╔══
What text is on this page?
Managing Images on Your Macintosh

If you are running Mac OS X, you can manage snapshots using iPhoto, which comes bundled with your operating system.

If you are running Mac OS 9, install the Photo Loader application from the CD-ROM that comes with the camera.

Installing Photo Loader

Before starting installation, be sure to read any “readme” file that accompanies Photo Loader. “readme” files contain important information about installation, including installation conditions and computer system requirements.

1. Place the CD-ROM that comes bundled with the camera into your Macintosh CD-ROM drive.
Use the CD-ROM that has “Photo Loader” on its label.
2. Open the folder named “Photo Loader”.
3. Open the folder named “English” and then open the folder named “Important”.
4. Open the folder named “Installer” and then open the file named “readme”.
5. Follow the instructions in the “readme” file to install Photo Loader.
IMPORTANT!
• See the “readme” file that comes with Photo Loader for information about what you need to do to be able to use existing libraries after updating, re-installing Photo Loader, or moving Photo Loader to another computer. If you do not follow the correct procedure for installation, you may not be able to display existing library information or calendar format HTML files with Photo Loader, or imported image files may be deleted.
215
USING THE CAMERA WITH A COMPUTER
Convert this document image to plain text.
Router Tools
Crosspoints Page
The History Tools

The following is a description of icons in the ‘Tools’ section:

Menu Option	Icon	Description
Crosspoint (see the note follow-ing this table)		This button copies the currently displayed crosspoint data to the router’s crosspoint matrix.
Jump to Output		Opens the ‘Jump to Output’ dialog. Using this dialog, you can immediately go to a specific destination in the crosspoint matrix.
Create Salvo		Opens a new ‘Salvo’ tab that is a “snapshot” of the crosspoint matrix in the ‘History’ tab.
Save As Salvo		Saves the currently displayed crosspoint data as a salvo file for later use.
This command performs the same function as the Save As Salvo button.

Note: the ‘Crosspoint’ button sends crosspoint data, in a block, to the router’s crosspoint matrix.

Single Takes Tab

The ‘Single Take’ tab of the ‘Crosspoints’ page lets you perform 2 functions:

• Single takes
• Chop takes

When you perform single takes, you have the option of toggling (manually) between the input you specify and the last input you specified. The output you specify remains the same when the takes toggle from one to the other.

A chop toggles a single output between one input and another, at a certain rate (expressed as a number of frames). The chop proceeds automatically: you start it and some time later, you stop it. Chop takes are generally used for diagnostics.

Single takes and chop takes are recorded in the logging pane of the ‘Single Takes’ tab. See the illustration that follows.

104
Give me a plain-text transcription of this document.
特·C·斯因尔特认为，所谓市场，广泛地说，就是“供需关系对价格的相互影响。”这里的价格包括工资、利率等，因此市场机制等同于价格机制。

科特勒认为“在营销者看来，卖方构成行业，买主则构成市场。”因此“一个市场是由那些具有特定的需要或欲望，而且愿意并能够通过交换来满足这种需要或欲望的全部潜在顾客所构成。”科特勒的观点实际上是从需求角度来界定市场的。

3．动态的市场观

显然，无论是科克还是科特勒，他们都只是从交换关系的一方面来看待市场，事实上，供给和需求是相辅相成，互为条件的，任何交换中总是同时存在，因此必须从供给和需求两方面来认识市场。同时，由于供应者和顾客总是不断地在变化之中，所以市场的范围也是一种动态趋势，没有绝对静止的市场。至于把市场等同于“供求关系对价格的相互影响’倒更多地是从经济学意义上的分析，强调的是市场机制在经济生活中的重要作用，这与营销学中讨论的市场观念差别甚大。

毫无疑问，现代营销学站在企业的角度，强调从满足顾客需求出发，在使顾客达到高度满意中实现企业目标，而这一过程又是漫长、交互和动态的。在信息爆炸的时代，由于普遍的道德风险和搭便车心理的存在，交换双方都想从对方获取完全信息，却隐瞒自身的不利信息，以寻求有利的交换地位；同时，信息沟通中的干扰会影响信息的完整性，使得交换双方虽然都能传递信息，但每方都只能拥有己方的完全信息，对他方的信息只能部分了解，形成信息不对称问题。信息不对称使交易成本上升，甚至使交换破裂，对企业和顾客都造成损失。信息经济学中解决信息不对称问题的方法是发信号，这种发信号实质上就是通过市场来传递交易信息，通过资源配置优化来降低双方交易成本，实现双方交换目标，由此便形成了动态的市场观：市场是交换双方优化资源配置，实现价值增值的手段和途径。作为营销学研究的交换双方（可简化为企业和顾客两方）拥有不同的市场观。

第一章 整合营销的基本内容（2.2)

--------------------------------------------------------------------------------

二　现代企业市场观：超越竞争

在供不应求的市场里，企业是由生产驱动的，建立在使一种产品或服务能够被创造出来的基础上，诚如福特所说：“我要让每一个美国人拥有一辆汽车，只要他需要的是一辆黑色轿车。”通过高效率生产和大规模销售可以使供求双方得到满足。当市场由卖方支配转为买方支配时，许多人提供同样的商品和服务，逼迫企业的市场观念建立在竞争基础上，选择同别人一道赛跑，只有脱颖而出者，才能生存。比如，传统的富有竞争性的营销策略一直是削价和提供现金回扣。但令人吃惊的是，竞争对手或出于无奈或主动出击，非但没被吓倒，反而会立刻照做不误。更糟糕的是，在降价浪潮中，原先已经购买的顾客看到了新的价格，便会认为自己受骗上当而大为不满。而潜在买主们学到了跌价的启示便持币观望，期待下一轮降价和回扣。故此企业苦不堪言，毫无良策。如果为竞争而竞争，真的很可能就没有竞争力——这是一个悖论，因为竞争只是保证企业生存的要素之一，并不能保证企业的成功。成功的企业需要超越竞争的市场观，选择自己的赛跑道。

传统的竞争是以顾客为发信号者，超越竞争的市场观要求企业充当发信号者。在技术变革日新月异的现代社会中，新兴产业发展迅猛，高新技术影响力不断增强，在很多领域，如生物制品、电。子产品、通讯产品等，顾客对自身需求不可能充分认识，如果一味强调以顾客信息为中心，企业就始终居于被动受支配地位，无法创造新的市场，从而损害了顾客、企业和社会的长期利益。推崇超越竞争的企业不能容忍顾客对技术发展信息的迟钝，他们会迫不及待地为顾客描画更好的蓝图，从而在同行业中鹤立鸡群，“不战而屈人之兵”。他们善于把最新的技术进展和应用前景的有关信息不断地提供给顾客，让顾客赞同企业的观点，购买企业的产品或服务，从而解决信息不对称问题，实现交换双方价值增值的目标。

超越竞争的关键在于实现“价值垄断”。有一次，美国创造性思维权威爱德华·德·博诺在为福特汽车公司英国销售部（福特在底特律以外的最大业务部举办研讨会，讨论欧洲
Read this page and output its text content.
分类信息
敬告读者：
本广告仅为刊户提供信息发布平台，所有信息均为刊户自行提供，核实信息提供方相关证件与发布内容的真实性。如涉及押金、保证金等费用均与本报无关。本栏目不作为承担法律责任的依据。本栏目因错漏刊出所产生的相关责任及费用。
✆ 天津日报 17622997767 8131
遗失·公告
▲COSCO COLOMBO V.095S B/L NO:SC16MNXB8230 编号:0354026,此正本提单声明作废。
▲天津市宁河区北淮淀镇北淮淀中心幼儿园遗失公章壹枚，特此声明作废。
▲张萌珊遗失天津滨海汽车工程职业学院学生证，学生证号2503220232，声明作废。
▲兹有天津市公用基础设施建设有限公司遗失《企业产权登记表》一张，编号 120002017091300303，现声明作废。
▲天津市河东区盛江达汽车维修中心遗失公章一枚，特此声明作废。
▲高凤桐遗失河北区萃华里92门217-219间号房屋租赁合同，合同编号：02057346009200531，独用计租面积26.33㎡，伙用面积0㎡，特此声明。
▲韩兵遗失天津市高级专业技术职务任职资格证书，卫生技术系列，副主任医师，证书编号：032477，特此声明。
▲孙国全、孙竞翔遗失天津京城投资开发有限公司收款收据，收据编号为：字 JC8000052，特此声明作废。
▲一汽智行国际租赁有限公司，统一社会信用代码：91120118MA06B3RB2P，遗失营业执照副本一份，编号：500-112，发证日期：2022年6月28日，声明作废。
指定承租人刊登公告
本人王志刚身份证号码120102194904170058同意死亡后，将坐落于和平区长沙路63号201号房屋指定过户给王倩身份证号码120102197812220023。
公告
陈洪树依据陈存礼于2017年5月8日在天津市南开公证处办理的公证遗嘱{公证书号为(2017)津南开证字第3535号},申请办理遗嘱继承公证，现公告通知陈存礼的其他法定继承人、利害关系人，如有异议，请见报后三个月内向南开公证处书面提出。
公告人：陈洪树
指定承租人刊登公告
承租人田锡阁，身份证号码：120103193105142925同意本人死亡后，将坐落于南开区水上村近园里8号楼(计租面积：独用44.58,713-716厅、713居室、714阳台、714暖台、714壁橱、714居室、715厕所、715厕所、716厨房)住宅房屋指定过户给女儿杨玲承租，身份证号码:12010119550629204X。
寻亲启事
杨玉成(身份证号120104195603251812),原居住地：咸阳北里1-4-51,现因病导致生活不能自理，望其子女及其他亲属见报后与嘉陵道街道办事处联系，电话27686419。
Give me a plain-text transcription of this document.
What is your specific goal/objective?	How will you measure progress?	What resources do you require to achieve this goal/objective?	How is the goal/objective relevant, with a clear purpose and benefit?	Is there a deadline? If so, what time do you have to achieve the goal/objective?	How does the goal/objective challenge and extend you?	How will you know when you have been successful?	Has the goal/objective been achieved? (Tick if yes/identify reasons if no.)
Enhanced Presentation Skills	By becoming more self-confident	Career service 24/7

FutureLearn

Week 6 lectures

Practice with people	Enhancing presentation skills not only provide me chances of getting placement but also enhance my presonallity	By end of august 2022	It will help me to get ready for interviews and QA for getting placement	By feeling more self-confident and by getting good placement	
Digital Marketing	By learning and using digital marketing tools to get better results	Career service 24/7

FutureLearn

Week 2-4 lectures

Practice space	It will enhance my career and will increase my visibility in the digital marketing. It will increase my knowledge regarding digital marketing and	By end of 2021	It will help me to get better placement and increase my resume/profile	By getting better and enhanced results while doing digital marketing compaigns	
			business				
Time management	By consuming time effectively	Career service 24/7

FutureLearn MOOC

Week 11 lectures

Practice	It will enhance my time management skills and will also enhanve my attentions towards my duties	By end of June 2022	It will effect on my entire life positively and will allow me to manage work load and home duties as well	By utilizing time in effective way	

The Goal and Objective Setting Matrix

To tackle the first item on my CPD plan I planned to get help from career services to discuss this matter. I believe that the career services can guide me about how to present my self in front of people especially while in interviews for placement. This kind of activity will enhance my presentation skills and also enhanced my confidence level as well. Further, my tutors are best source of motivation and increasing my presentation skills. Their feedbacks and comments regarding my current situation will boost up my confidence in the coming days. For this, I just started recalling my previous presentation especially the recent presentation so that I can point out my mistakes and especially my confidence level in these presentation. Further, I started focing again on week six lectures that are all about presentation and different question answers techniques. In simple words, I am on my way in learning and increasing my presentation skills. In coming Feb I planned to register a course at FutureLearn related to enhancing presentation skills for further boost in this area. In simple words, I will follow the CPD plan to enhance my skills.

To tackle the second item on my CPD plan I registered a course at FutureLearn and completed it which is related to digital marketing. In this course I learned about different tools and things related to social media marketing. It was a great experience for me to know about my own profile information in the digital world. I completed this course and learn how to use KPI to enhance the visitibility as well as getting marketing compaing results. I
╚══
Directive: Where does the word "button" appear? Return each line that holds it.

Exercise response:
Crosspoint (see the note follow-ing this table)		This button copies the currently displayed crosspoint data to the router’s crosspoint matrix.
This command performs the same function as the Save As Salvo button.
Note: the ‘Crosspoint’ button sends crosspoint data, in a block, to the router’s crosspoint matrix.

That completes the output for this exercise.